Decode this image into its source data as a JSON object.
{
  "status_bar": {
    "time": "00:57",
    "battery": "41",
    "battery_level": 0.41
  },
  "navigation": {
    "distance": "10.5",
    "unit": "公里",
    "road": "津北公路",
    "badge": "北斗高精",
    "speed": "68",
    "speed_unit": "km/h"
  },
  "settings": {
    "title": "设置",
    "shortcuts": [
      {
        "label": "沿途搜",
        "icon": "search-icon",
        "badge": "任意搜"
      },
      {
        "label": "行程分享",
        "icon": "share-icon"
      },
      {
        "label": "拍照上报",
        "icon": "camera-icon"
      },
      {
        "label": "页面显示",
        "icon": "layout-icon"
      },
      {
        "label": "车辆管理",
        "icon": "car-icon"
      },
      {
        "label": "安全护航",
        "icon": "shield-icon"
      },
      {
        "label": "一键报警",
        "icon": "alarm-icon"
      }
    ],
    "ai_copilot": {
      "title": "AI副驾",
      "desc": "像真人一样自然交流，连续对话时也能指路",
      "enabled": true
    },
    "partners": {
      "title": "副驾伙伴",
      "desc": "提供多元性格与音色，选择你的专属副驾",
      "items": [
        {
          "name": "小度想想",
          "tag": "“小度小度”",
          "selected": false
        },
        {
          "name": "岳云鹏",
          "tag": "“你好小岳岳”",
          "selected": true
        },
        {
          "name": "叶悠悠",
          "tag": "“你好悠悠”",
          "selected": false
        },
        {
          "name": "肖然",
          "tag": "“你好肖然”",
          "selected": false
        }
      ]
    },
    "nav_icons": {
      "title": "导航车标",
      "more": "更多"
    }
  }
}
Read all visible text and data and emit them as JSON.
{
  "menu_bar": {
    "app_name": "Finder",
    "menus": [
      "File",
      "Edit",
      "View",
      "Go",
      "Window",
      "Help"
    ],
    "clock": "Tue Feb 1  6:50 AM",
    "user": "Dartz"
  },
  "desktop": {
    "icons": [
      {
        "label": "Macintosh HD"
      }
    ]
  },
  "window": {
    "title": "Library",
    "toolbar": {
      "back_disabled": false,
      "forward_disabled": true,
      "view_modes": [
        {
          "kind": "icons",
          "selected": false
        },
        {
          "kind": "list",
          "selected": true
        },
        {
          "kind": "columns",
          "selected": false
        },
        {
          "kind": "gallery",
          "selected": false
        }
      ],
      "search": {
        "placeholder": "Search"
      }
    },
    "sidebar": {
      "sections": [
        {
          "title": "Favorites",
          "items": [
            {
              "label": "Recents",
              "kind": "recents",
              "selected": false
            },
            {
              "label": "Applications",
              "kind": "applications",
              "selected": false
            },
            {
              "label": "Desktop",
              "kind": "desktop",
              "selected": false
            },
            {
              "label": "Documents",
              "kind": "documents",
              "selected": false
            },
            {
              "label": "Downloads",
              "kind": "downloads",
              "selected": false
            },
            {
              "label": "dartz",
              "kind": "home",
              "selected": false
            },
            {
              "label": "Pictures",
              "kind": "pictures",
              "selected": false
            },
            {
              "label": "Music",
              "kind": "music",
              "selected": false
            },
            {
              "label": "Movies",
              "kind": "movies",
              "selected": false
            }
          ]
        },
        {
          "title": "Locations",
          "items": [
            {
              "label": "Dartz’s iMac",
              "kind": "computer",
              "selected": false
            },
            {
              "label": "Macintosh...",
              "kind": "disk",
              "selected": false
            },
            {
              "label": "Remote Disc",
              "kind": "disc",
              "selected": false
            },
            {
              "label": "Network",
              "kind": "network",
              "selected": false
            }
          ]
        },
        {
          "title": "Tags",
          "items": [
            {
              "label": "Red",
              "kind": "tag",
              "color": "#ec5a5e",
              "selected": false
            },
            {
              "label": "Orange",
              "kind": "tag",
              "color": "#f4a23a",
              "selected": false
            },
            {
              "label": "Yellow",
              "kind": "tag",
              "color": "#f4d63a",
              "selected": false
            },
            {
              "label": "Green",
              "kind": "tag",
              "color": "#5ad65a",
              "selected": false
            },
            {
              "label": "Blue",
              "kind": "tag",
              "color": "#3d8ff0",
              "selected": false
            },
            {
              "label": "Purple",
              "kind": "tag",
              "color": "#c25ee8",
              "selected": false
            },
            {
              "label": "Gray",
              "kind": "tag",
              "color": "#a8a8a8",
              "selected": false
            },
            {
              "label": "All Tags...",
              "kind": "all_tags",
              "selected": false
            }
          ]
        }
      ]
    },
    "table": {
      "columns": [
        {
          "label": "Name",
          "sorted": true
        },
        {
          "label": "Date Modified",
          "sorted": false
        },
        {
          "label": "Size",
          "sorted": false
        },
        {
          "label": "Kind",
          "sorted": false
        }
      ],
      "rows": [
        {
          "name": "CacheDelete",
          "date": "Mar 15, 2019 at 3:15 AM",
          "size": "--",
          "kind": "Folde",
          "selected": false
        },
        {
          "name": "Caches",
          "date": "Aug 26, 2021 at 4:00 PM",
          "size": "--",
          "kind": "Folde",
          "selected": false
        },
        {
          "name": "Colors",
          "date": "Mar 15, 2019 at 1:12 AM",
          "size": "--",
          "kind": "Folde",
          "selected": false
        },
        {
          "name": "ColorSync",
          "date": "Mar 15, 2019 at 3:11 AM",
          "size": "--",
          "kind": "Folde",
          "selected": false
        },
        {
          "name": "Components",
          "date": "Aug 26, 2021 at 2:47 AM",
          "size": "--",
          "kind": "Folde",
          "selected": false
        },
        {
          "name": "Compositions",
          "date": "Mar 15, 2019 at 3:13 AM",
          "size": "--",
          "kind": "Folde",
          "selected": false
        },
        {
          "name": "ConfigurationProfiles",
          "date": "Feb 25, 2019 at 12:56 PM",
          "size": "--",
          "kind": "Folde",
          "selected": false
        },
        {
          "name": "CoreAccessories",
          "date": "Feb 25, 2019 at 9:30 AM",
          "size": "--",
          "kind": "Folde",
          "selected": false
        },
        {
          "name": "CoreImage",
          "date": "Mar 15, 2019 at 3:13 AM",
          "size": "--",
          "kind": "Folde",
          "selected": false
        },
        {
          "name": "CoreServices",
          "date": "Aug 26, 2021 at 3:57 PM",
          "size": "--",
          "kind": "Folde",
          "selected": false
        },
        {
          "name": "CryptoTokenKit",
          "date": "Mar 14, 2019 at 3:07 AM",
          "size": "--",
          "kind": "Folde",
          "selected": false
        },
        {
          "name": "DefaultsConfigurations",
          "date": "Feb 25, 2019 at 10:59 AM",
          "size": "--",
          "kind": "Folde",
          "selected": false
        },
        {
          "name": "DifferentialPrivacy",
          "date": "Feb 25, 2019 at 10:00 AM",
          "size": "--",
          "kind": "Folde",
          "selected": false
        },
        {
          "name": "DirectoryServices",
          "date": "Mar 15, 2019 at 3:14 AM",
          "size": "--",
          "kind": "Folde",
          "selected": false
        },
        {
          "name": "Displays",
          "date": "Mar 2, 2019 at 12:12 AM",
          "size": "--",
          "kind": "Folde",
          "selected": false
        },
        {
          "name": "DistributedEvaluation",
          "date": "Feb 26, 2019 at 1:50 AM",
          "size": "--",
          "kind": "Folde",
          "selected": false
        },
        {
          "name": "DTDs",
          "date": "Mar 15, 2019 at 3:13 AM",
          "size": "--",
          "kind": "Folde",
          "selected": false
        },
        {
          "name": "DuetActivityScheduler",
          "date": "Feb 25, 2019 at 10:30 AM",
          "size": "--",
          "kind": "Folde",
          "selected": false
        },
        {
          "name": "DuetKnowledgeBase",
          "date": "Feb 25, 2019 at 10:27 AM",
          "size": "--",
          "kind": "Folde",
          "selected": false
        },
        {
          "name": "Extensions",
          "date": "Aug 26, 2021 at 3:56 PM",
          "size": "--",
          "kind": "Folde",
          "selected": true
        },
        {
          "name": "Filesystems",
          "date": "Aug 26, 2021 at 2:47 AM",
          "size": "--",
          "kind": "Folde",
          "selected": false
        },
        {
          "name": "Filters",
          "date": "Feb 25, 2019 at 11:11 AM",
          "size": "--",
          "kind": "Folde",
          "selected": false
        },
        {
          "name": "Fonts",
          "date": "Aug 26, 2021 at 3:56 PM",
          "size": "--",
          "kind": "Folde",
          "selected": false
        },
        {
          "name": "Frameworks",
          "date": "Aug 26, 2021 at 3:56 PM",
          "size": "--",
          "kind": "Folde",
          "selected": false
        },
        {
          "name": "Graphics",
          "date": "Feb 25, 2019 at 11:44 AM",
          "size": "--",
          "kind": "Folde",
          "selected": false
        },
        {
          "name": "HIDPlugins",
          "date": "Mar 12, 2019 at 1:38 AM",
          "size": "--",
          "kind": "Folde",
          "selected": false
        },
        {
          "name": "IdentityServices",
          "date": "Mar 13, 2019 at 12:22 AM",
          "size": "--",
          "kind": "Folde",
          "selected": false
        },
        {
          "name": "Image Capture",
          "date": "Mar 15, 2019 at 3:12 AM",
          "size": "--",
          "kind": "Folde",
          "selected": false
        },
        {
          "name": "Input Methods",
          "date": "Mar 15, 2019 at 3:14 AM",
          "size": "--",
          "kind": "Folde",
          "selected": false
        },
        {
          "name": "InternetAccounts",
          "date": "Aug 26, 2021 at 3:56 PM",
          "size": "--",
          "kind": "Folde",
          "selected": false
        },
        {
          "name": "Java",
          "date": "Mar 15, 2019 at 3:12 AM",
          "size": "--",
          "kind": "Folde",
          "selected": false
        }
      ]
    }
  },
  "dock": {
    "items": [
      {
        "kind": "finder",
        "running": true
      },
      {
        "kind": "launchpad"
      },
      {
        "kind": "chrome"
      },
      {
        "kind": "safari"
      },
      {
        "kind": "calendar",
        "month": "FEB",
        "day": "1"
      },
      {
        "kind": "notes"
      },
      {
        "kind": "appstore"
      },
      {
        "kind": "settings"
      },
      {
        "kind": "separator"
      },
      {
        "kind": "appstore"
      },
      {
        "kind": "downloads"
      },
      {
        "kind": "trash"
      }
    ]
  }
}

============================================================

What you are asked to do
Copy out each line of the data where the string "title" appears.

Response for this exercise
    "title": "设置",
      "title": "AI副驾",
      "title": "副驾伙伴",
      "title": "导航车标",
    "title": "Library",
          "title": "Favorites",
          "title": "Locations",
          "title": "Tags",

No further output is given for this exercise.